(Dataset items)
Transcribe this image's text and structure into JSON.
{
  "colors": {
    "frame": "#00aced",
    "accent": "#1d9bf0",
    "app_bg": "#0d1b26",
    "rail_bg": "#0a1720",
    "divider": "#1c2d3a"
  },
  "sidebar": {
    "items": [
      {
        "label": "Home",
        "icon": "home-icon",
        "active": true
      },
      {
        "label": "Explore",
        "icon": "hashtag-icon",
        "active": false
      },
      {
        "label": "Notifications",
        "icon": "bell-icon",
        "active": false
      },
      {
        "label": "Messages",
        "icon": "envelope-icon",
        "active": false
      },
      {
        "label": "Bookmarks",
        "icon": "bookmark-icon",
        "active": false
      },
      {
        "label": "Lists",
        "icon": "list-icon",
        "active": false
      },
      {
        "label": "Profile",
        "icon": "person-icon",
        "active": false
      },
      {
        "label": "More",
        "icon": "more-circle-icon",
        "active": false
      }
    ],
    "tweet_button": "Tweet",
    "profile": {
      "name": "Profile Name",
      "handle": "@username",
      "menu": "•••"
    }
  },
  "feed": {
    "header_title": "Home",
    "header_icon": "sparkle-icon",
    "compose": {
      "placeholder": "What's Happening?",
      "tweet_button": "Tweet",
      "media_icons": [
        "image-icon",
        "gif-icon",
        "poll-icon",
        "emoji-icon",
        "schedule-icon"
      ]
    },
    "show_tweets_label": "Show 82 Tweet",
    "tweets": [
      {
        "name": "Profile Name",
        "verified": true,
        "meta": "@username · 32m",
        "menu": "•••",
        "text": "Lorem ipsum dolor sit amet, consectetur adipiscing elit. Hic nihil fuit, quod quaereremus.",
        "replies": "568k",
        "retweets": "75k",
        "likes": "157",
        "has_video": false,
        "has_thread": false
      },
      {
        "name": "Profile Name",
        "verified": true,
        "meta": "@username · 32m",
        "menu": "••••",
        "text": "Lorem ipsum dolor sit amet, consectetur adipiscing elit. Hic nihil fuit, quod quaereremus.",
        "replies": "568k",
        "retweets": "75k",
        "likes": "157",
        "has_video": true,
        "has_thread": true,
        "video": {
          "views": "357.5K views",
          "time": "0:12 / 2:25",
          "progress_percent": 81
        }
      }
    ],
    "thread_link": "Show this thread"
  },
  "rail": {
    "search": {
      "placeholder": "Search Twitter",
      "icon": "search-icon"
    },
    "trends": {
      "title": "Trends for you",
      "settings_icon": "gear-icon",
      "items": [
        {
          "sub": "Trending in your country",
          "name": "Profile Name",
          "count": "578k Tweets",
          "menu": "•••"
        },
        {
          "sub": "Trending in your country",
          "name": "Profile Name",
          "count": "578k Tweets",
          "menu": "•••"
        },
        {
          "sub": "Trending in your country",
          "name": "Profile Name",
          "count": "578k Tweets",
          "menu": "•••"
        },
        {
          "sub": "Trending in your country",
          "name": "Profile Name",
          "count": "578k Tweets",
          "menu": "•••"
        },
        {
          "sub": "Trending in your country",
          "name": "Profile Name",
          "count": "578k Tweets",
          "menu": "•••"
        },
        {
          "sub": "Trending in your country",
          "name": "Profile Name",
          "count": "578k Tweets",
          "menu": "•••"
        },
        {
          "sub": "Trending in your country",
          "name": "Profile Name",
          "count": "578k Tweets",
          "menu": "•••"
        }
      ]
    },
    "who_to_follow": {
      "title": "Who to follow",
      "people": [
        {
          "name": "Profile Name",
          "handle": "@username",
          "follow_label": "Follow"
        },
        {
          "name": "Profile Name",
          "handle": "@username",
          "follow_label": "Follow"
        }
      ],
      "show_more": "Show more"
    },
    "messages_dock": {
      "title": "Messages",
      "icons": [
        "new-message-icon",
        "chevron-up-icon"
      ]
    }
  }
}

- **TO DO**:
Reproduce each entry from the records above, character for character.

- **THE OUTPUT**:
Transcribe this image's text and structure into JSON.
{
  "colors": {
    "frame": "#00aced",
    "accent": "#1d9bf0",
    "app_bg": "#0d1b26",
    "rail_bg": "#0a1720",
    "divider": "#1c2d3a"
  },
  "sidebar": {
    "items": [
      {
        "label": "Home",
        "icon": "home-icon",
        "active": true
      },
      {
        "label": "Explore",
        "icon": "hashtag-icon",
        "active": false
      },
      {
        "label": "Notifications",
        "icon": "bell-icon",
        "active": false
      },
      {
        "label": "Messages",
        "icon": "envelope-icon",
        "active": false
      },
      {
        "label": "Bookmarks",
        "icon": "bookmark-icon",
        "active": false
      },
      {
        "label": "Lists",
        "icon": "list-icon",
        "active": false
      },
      {
        "label": "Profile",
        "icon": "person-icon",
        "active": false
      },
      {
        "label": "More",
        "icon": "more-circle-icon",
        "active": false
      }
    ],
    "tweet_button": "Tweet",
    "profile": {
      "name": "Profile Name",
      "handle": "@username",
      "menu": "•••"
    }
  },
  "feed": {
    "header_title": "Home",
    "header_icon": "sparkle-icon",
    "compose": {
      "placeholder": "What's Happening?",
      "tweet_button": "Tweet",
      "media_icons": [
        "image-icon",
        "gif-icon",
        "poll-icon",
        "emoji-icon",
        "schedule-icon"
      ]
    },
    "show_tweets_label": "Show 82 Tweet",
    "tweets": [
      {
        "name": "Profile Name",
        "verified": true,
        "meta": "@username · 32m",
        "menu": "•••",
        "text": "Lorem ipsum dolor sit amet, consectetur adipiscing elit. Hic nihil fuit, quod quaereremus.",
        "replies": "568k",
        "retweets": "75k",
        "likes": "157",
        "has_video": false,
        "has_thread": false
      },
      {
        "name": "Profile Name",
        "verified": true,
        "meta": "@username · 32m",
        "menu": "••••",
        "text": "Lorem ipsum dolor sit amet, consectetur adipiscing elit. Hic nihil fuit, quod quaereremus.",
        "replies": "568k",
        "retweets": "75k",
        "likes": "157",
        "has_video": true,
        "has_thread": true,
        "video": {
          "views": "357.5K views",
          "time": "0:12 / 2:25",
          "progress_percent": 81
        }
      }
    ],
    "thread_link": "Show this thread"
  },
  "rail": {
    "search": {
      "placeholder": "Search Twitter",
      "icon": "search-icon"
    },
    "trends": {
      "title": "Trends for you",
      "settings_icon": "gear-icon",
      "items": [
        {
          "sub": "Trending in your country",
          "name": "Profile Name",
          "count": "578k Tweets",
          "menu": "•••"
        },
        {
          "sub": "Trending in your country",
          "name": "Profile Name",
          "count": "578k Tweets",
          "menu": "•••"
        },
        {
          "sub": "Trending in your country",
          "name": "Profile Name",
          "count": "578k Tweets",
          "menu": "•••"
        },
        {
          "sub": "Trending in your country",
          "name": "Profile Name",
          "count": "578k Tweets",
          "menu": "•••"
        },
        {
          "sub": "Trending in your country",
          "name": "Profile Name",
          "count": "578k Tweets",
          "menu": "•••"
        },
        {
          "sub": "Trending in your country",
          "name": "Profile Name",
          "count": "578k Tweets",
          "menu": "•••"
        },
        {
          "sub": "Trending in your country",
          "name": "Profile Name",
          "count": "578k Tweets",
          "menu": "•••"
        }
      ]
    },
    "who_to_follow": {
      "title": "Who to follow",
      "people": [
        {
          "name": "Profile Name",
          "handle": "@username",
          "follow_label": "Follow"
        },
        {
          "name": "Profile Name",
          "handle": "@username",
          "follow_label": "Follow"
        }
      ],
      "show_more": "Show more"
    },
    "messages_dock": {
      "title": "Messages",
      "icons": [
        "new-message-icon",
        "chevron-up-icon"
      ]
    }
  }
}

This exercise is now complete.